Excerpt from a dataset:
-- START --
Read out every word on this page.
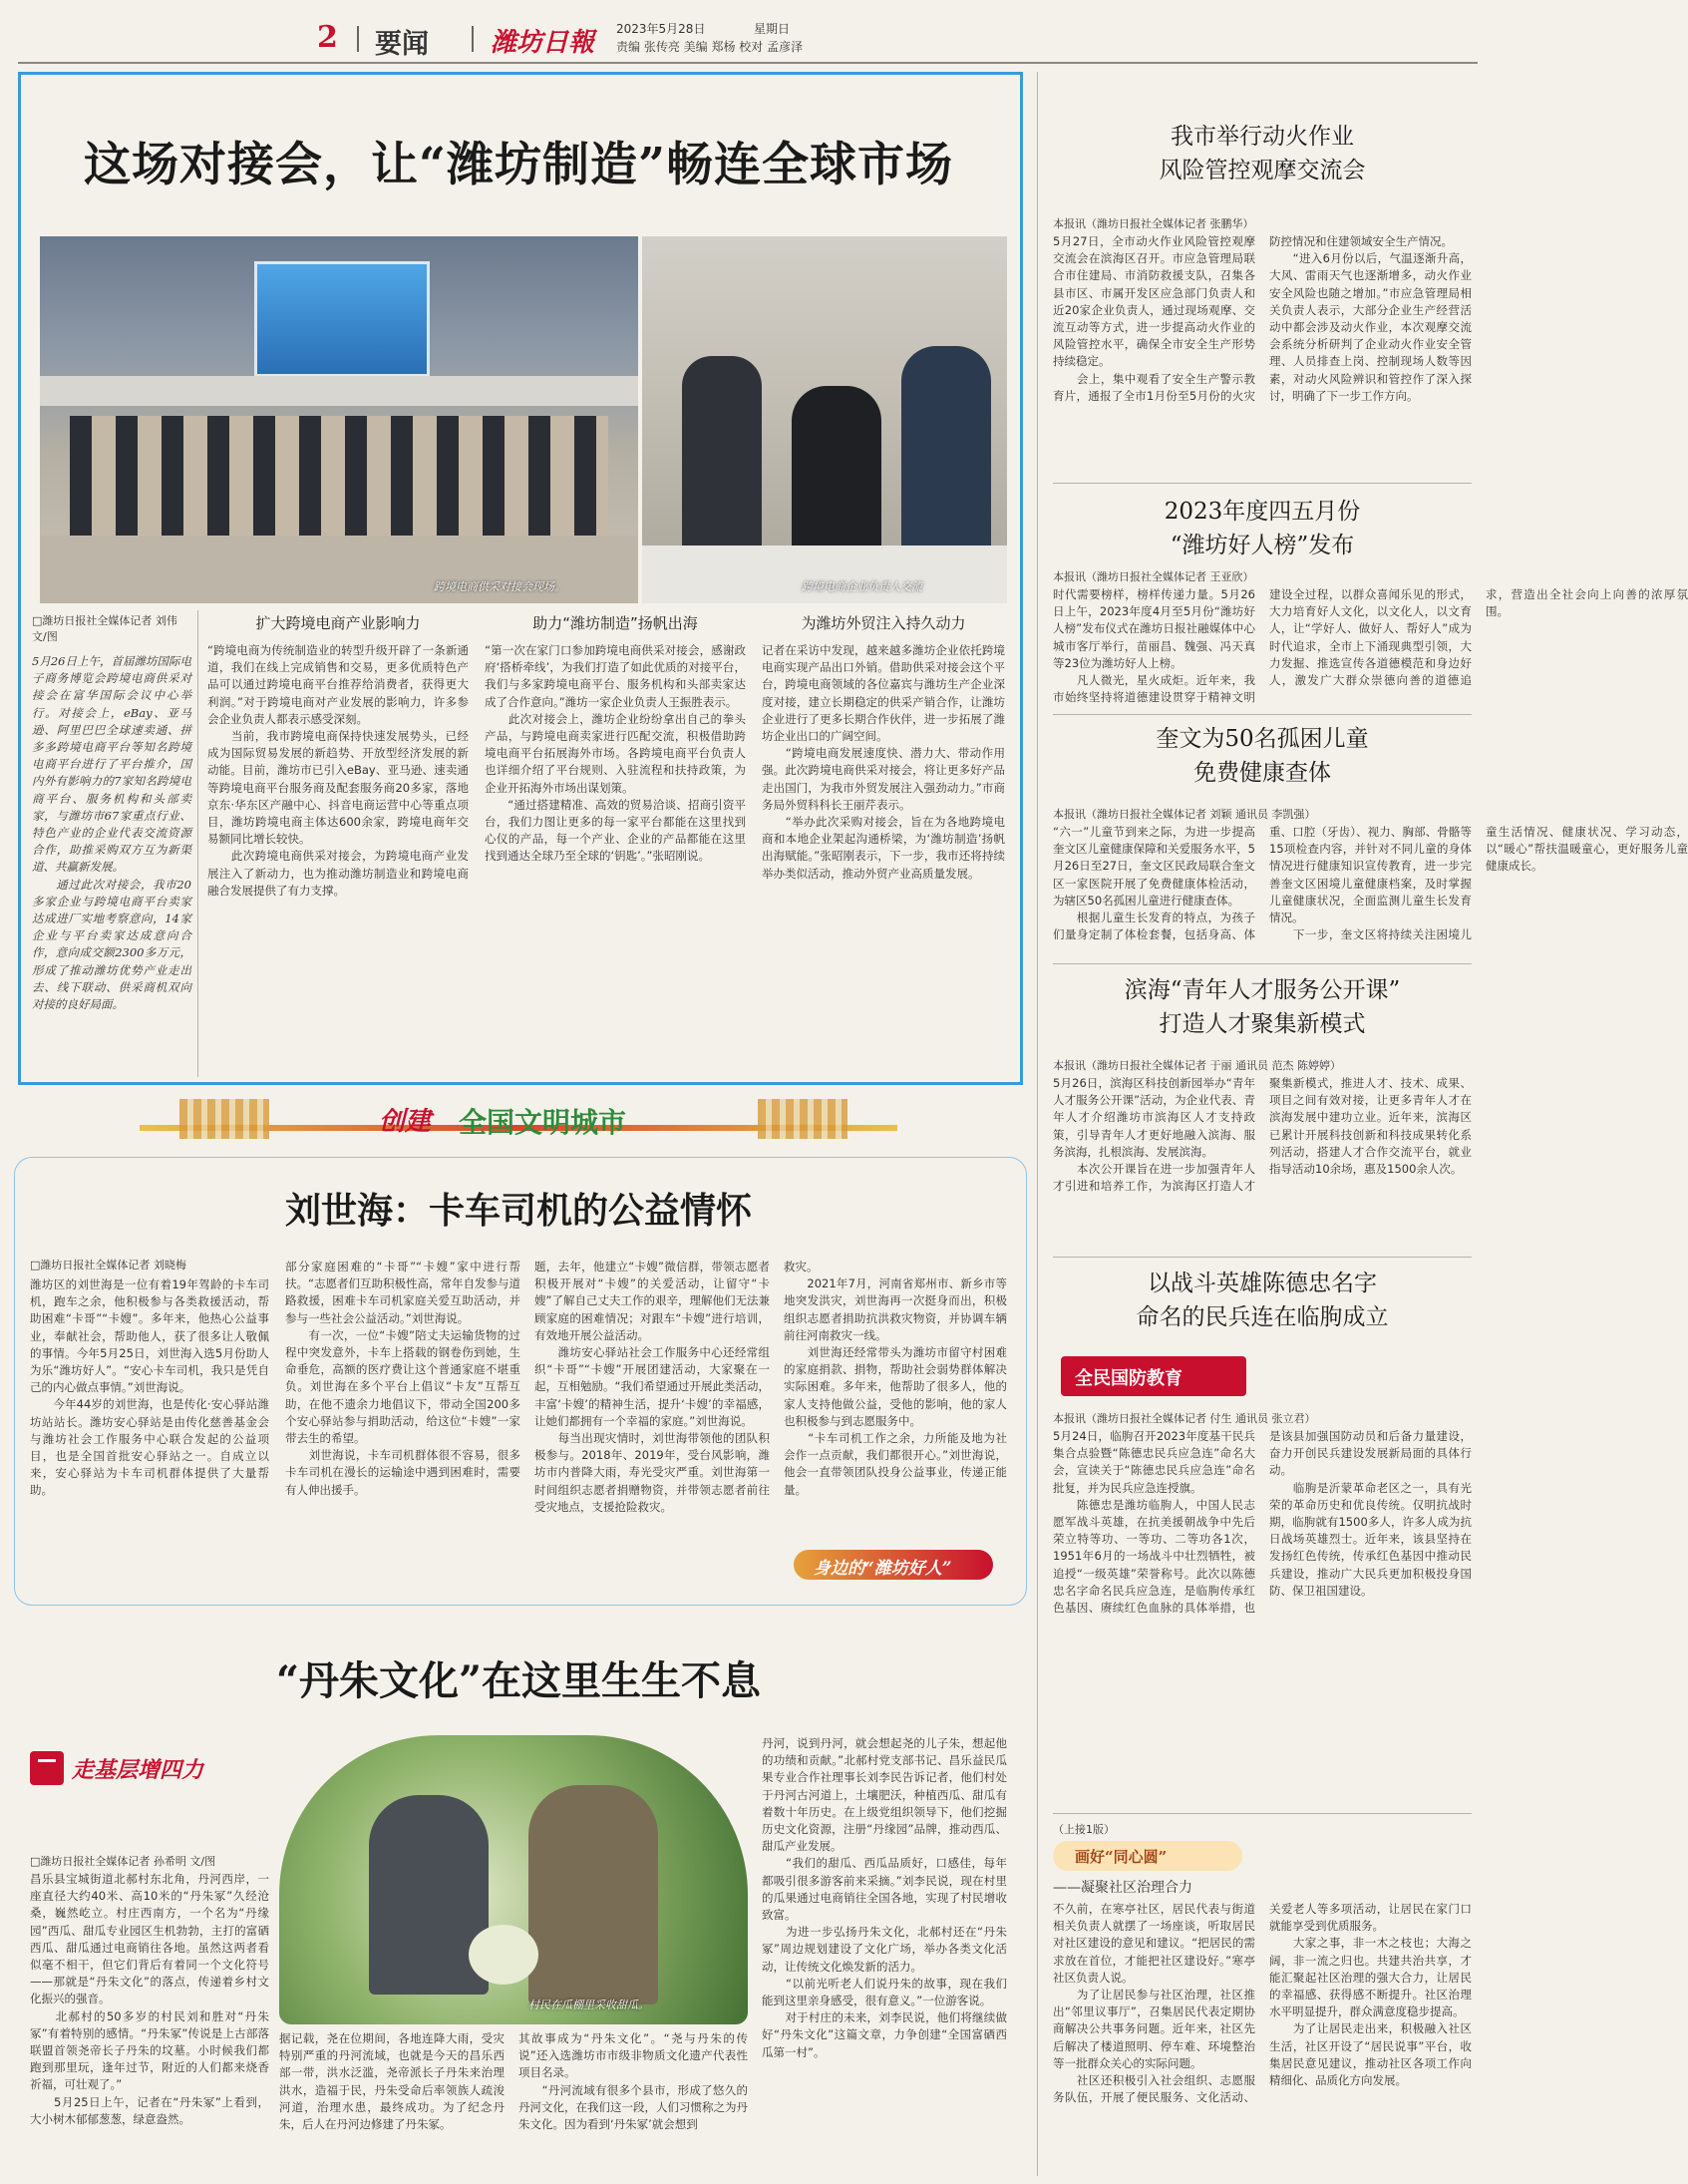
2 要闻 潍坊日報 2023年5月28日	星期日
责编 张传亮 美编 郑杨 校对 孟彦泽
这场对接会，让“潍坊制造”畅连全球市场
跨境电商供采对接会现场。	跨境电商企业负责人交流
□潍坊日报社全媒体记者 刘伟 文/图
5月26日上午，首届潍坊国际电子商务博览会跨境电商供采对接会在富华国际会议中心举行。对接会上，eBay、亚马逊、阿里巴巴全球速卖通、拼多多跨境电商平台等知名跨境电商平台进行了平台推介，国内外有影响力的7家知名跨境电商平台、服务机构和头部卖家，与潍坊市67家重点行业、特色产业的企业代表交流资源合作，助推采购双方互为新渠道、共赢新发展。
　　通过此次对接会，我市20多家企业与跨境电商平台卖家达成进厂实地考察意向，14家企业与平台卖家达成意向合作，意向成交额2300多万元，形成了推动潍坊优势产业走出去、线下联动、供采商机双向对接的良好局面。
扩大跨境电商产业影响力
“跨境电商为传统制造业的转型升级开辟了一条新通道，我们在线上完成销售和交易，更多优质特色产品可以通过跨境电商平台推荐给消费者，获得更大利润。”对于跨境电商对产业发展的影响力，许多参会企业负责人都表示感受深刻。
　　当前，我市跨境电商保持快速发展势头，已经成为国际贸易发展的新趋势、开放型经济发展的新动能。目前，潍坊市已引入eBay、亚马逊、速卖通等跨境电商平台服务商及配套服务商20多家，落地京东·华东区产融中心、抖音电商运营中心等重点项目，潍坊跨境电商主体达600余家，跨境电商年交易额同比增长较快。
　　此次跨境电商供采对接会，为跨境电商产业发展注入了新动力，也为推动潍坊制造业和跨境电商融合发展提供了有力支撑。
助力“潍坊制造”扬帆出海
“第一次在家门口参加跨境电商供采对接会，感谢政府‘搭桥牵线’，为我们打造了如此优质的对接平台，我们与多家跨境电商平台、服务机构和头部卖家达成了合作意向。”潍坊一家企业负责人王振胜表示。
　　此次对接会上，潍坊企业纷纷拿出自己的拳头产品，与跨境电商卖家进行匹配交流，积极借助跨境电商平台拓展海外市场。各跨境电商平台负责人也详细介绍了平台规则、入驻流程和扶持政策，为企业开拓海外市场出谋划策。
　　“通过搭建精准、高效的贸易洽谈、招商引资平台，我们力图让更多的每一家平台都能在这里找到心仪的产品，每一个产业、企业的产品都能在这里找到通达全球乃至全球的‘钥匙’。”张昭刚说。
为潍坊外贸注入持久动力
记者在采访中发现，越来越多潍坊企业依托跨境电商实现产品出口外销。借助供采对接会这个平台，跨境电商领域的各位嘉宾与潍坊生产企业深度对接，建立长期稳定的供采产销合作，让潍坊企业进行了更多长期合作伙伴，进一步拓展了潍坊企业出口的广阔空间。
　　“跨境电商发展速度快、潜力大、带动作用强。此次跨境电商供采对接会，将让更多好产品走出国门，为我市外贸发展注入强劲动力。”市商务局外贸科科长王丽芹表示。
　　“举办此次采购对接会，旨在为各地跨境电商和本地企业架起沟通桥梁，为‘潍坊制造’扬帆出海赋能。”张昭刚表示，下一步，我市还将持续举办类似活动，推动外贸产业高质量发展。
创建 全国文明城市
刘世海：卡车司机的公益情怀
□潍坊日报社全媒体记者 刘晓梅
潍坊区的刘世海是一位有着19年驾龄的卡车司机，跑车之余，他积极参与各类救援活动，帮助困难“卡哥”“卡嫂”。多年来，他热心公益事业，奉献社会，帮助他人，获了很多让人敬佩的事情。今年5月25日，刘世海入选5月份助人为乐“潍坊好人”。“安心卡车司机，我只是凭自己的内心做点事情。”刘世海说。
　　今年44岁的刘世海，也是传化·安心驿站潍坊站站长。潍坊安心驿站是由传化慈善基金会与潍坊社会工作服务中心联合发起的公益项目，也是全国首批安心驿站之一。自成立以来，安心驿站为卡车司机群体提供了大量帮助。
部分家庭困难的“卡哥”“卡嫂”家中进行帮扶。“志愿者们互助积极性高，常年自发参与道路救援，困难卡车司机家庭关爱互助活动，并参与一些社会公益活动。”刘世海说。
　　有一次，一位“卡嫂”陪丈夫运输货物的过程中突发意外，卡车上搭载的钢卷伤到她，生命垂危，高额的医疗费让这个普通家庭不堪重负。刘世海在多个平台上倡议“卡友”互帮互助，在他不遗余力地倡议下，带动全国200多个安心驿站参与捐助活动，给这位“卡嫂”一家带去生的希望。
　　刘世海说，卡车司机群体很不容易，很多卡车司机在漫长的运输途中遇到困难时，需要有人伸出援手。
题，去年，他建立“卡嫂”微信群，带领志愿者积极开展对“卡嫂”的关爱活动，让留守“卡嫂”了解自己丈夫工作的艰辛，理解他们无法兼顾家庭的困难情况；对跟车“卡嫂”进行培训，有效地开展公益活动。
　　潍坊安心驿站社会工作服务中心还经常组织“卡哥”“卡嫂”开展团建活动，大家聚在一起，互相勉励。“我们希望通过开展此类活动，丰富‘卡嫂’的精神生活，提升‘卡嫂’的幸福感，让她们都拥有一个幸福的家庭。”刘世海说。
　　每当出现灾情时，刘世海带领他的团队积极参与。2018年、2019年，受台风影响，潍坊市内普降大雨，寿光受灾严重。刘世海第一时间组织志愿者捐赠物资，并带领志愿者前往受灾地点，支援抢险救灾。
救灾。
　　2021年7月，河南省郑州市、新乡市等地突发洪灾，刘世海再一次挺身而出，积极组织志愿者捐助抗洪救灾物资，并协调车辆前往河南救灾一线。
　　刘世海还经常带头为潍坊市留守村困难的家庭捐款、捐物，帮助社会弱势群体解决实际困难。多年来，他帮助了很多人，他的家人支持他做公益，受他的影响，他的家人也积极参与到志愿服务中。
　　“卡车司机工作之余，力所能及地为社会作一点贡献，我们都很开心。”刘世海说，他会一直带领团队投身公益事业，传递正能量。
身边的“潍坊好人”
“丹朱文化”在这里生生不息
走基层增四力
□潍坊日报社全媒体记者 孙希明 文/图
昌乐县宝城街道北郝村东北角，丹河西岸，一座直径大约40米、高10米的“丹朱冢”久经沧桑，巍然屹立。村庄西南方，一个名为“丹缘园”西瓜、甜瓜专业园区生机勃勃，主打的富硒西瓜、甜瓜通过电商销往各地。虽然这两者看似毫不相干，但它们背后有着同一个文化符号——那就是“丹朱文化”的落点，传递着乡村文化振兴的强音。
　　北郝村的50多岁的村民刘和胜对“丹朱冢”有着特别的感情。“丹朱冢”传说是上古部落联盟首领尧帝长子丹朱的坟墓。小时候我们都跑到那里玩，逢年过节，附近的人们都来烧香祈福，可壮观了。”
　　5月25日上午，记者在“丹朱冢”上看到，大小树木郁郁葱葱，绿意盎然。
村民在瓜棚里采收甜瓜。
据记载，尧在位期间，各地连降大雨，受灾特别严重的丹河流域，也就是今天的昌乐西部一带，洪水泛滥，尧帝派长子丹朱来治理洪水，造福于民，丹朱受命后率领族人疏浚河道，治理水患，最终成功。为了纪念丹朱，后人在丹河边修建了丹朱冢。
其故事成为“丹朱文化”。“尧与丹朱的传说”还入选潍坊市市级非物质文化遗产代表性项目名录。
　　“丹河流域有很多个县市，形成了悠久的丹河文化，在我们这一段，人们习惯称之为丹朱文化。因为看到‘丹朱冢’就会想到
丹河，说到丹河，就会想起尧的儿子朱，想起他的功绩和贡献。”北郝村党支部书记、昌乐益民瓜果专业合作社理事长刘李民告诉记者，他们村处于丹河古河道上，土壤肥沃，种植西瓜、甜瓜有着数十年历史。在上级党组织领导下，他们挖掘历史文化资源，注册“丹缘园”品牌，推动西瓜、甜瓜产业发展。
　　“我们的甜瓜、西瓜品质好，口感佳，每年都吸引很多游客前来采摘。”刘李民说，现在村里的瓜果通过电商销往全国各地，实现了村民增收致富。
　　为进一步弘扬丹朱文化，北郝村还在“丹朱冢”周边规划建设了文化广场，举办各类文化活动，让传统文化焕发新的活力。
　　“以前光听老人们说丹朱的故事，现在我们能到这里亲身感受，很有意义。”一位游客说。
　　对于村庄的未来，刘李民说，他们将继续做好“丹朱文化”这篇文章，力争创建“全国富硒西瓜第一村”。
我市举行动火作业
风险管控观摩交流会
本报讯（潍坊日报社全媒体记者 张鹏华）
5月27日，全市动火作业风险管控观摩交流会在滨海区召开。市应急管理局联合市住建局、市消防救援支队，召集各县市区、市属开发区应急部门负责人和近20家企业负责人，通过现场观摩、交流互动等方式，进一步提高动火作业的风险管控水平，确保全市安全生产形势持续稳定。
　　会上，集中观看了安全生产警示教育片，通报了全市1月份至5月份的火灾防控情况和住建领域安全生产情况。
　　“进入6月份以后，气温逐渐升高，大风、雷雨天气也逐渐增多，动火作业安全风险也随之增加。”市应急管理局相关负责人表示，大部分企业生产经营活动中都会涉及动火作业，本次观摩交流会系统分析研判了企业动火作业安全管理、人员排查上岗、控制现场人数等因素，对动火风险辨识和管控作了深入探讨，明确了下一步工作方向。
2023年度四五月份
“潍坊好人榜”发布
本报讯（潍坊日报社全媒体记者 王亚欣）
时代需要榜样，榜样传递力量。5月26日上午，2023年度4月至5月份“潍坊好人榜”发布仪式在潍坊日报社融媒体中心城市客厅举行，苗丽昌、魏强、冯天真等23位为潍坊好人上榜。
　　凡人微光，星火成炬。近年来，我市始终坚持将道德建设贯穿于精神文明建设全过程，以群众喜闻乐见的形式，大力培育好人文化，以文化人，以文育人，让“学好人、做好人、帮好人”成为时代追求，全市上下涌现典型引领，大力发掘、推选宣传各道德模范和身边好人，激发广大群众崇德向善的道德追求，营造出全社会向上向善的浓厚氛围。
奎文为50名孤困儿童
免费健康查体
本报讯（潍坊日报社全媒体记者 刘颖 通讯员 李凯强）
“六一”儿童节到来之际，为进一步提高奎文区儿童健康保障和关爱服务水平，5月26日至27日，奎文区民政局联合奎文区一家医院开展了免费健康体检活动，为辖区50名孤困儿童进行健康查体。
　　根据儿童生长发育的特点，为孩子们量身定制了体检套餐，包括身高、体重、口腔（牙齿）、视力、胸部、骨骼等15项检查内容，并针对不同儿童的身体情况进行健康知识宣传教育，进一步完善奎文区困境儿童健康档案，及时掌握儿童健康状况，全面监测儿童生长发育情况。
　　下一步，奎文区将持续关注困境儿童生活情况、健康状况、学习动态，以“暖心”帮扶温暖童心，更好服务儿童健康成长。
滨海“青年人才服务公开课”
打造人才聚集新模式
本报讯（潍坊日报社全媒体记者 于丽 通讯员 范杰 陈婷婷）
5月26日，滨海区科技创新园举办“青年人才服务公开课”活动，为企业代表、青年人才介绍潍坊市滨海区人才支持政策，引导青年人才更好地融入滨海、服务滨海，扎根滨海、发展滨海。
　　本次公开课旨在进一步加强青年人才引进和培养工作，为滨海区打造人才聚集新模式，推进人才、技术、成果、项目之间有效对接，让更多青年人才在滨海发展中建功立业。近年来，滨海区已累计开展科技创新和科技成果转化系列活动，搭建人才合作交流平台，就业指导活动10余场，惠及1500余人次。
以战斗英雄陈德忠名字
命名的民兵连在临朐成立
全民国防教育
本报讯（潍坊日报社全媒体记者 付生 通讯员 张立君）
5月24日，临朐召开2023年度基干民兵集合点验暨“陈德忠民兵应急连”命名大会，宣读关于“陈德忠民兵应急连”命名批复，并为民兵应急连授旗。
　　陈德忠是潍坊临朐人，中国人民志愿军战斗英雄，在抗美援朝战争中先后荣立特等功、一等功、二等功各1次，1951年6月的一场战斗中壮烈牺牲，被追授“一级英雄”荣誉称号。此次以陈德忠名字命名民兵应急连，是临朐传承红色基因、赓续红色血脉的具体举措，也是该县加强国防动员和后备力量建设，奋力开创民兵建设发展新局面的具体行动。
　　临朐是沂蒙革命老区之一，具有光荣的革命历史和优良传统。仅明抗战时期，临朐就有1500多人，许多人成为抗日战场英雄烈士。近年来，该县坚持在发扬红色传统，传承红色基因中推动民兵建设，推动广大民兵更加积极投身国防、保卫祖国建设。
（上接1版）
画好“同心圆”
——凝聚社区治理合力
不久前，在寒亭社区，居民代表与街道相关负责人就摆了一场座谈，听取居民对社区建设的意见和建议。“把居民的需求放在首位，才能把社区建设好。”寒亭社区负责人说。
　　为了让居民参与社区治理，社区推出“邻里议事厅”，召集居民代表定期协商解决公共事务问题。近年来，社区先后解决了楼道照明、停车难、环境整治等一批群众关心的实际问题。
　　社区还积极引入社会组织、志愿服务队伍，开展了便民服务、文化活动、关爱老人等多项活动，让居民在家门口就能享受到优质服务。
　　大家之事，非一木之枝也；大海之阔，非一流之归也。共建共治共享，才能汇聚起社区治理的强大合力，让居民的幸福感、获得感不断提升。社区治理水平明显提升，群众满意度稳步提高。
　　为了让居民走出来，积极融入社区生活，社区开设了“居民说事”平台，收集居民意见建议，推动社区各项工作向精细化、品质化方向发展。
-- END --
Job: Only lines holding the string "青年人才服务公开课" are wanted; gather each one from the entries above.

Result:
滨海“青年人才服务公开课”
5月26日，滨海区科技创新园举办“青年人才服务公开课”活动，为企业代表、青年人才介绍潍坊市滨海区人才支持政策，引导青年人才更好地融入滨海、服务滨海，扎根滨海、发展滨海。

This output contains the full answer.